WHAT YOU ARE ASKED TO DO
Can you give all the records again without altering a single character?
## Begin RECORDS FOR THE EXERCISE
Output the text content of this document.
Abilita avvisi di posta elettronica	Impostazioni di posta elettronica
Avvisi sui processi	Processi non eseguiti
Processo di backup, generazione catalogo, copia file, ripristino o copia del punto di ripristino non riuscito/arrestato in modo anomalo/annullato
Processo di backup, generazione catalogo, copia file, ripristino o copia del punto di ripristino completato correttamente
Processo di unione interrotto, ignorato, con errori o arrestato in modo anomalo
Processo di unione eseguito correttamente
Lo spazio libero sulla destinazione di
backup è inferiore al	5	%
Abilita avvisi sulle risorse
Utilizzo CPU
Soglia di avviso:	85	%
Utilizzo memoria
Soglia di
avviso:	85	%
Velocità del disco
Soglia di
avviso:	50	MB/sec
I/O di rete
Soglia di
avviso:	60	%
## End RECORDS FOR THE EXERCISE
ANSWER
Output the text content of this document.
Abilita avvisi di posta elettronica	Impostazioni di posta elettronica
Avvisi sui processi	Processi non eseguiti
Processo di backup, generazione catalogo, copia file, ripristino o copia del punto di ripristino non riuscito/arrestato in modo anomalo/annullato
Processo di backup, generazione catalogo, copia file, ripristino o copia del punto di ripristino completato correttamente
Processo di unione interrotto, ignorato, con errori o arrestato in modo anomalo
Processo di unione eseguito correttamente
Lo spazio libero sulla destinazione di
backup è inferiore al	5	%
Abilita avvisi sulle risorse
Utilizzo CPU
Soglia di avviso:	85	%
Utilizzo memoria
Soglia di
avviso:	85	%
Velocità del disco
Soglia di
avviso:	50	MB/sec
I/O di rete
Soglia di
avviso:	60	%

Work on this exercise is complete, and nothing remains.